[Start]

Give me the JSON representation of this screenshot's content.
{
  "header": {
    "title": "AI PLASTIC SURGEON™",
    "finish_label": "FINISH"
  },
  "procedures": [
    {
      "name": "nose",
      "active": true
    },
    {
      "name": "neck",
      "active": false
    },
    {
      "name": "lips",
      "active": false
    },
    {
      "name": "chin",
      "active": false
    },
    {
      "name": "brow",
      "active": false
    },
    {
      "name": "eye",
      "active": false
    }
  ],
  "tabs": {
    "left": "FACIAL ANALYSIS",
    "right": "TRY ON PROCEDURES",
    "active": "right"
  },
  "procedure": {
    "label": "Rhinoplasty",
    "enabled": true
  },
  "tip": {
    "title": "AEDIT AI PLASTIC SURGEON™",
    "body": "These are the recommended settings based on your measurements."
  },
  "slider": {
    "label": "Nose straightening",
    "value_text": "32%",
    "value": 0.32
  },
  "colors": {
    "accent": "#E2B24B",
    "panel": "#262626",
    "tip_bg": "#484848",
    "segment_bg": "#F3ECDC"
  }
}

[End]

# Exercise prompt
Write every entry out again exactly.

# Answer for this exercise
Give me the JSON representation of this screenshot's content.
{
  "header": {
    "title": "AI PLASTIC SURGEON™",
    "finish_label": "FINISH"
  },
  "procedures": [
    {
      "name": "nose",
      "active": true
    },
    {
      "name": "neck",
      "active": false
    },
    {
      "name": "lips",
      "active": false
    },
    {
      "name": "chin",
      "active": false
    },
    {
      "name": "brow",
      "active": false
    },
    {
      "name": "eye",
      "active": false
    }
  ],
  "tabs": {
    "left": "FACIAL ANALYSIS",
    "right": "TRY ON PROCEDURES",
    "active": "right"
  },
  "procedure": {
    "label": "Rhinoplasty",
    "enabled": true
  },
  "tip": {
    "title": "AEDIT AI PLASTIC SURGEON™",
    "body": "These are the recommended settings based on your measurements."
  },
  "slider": {
    "label": "Nose straightening",
    "value_text": "32%",
    "value": 0.32
  },
  "colors": {
    "accent": "#E2B24B",
    "panel": "#262626",
    "tip_bg": "#484848",
    "segment_bg": "#F3ECDC"
  }
}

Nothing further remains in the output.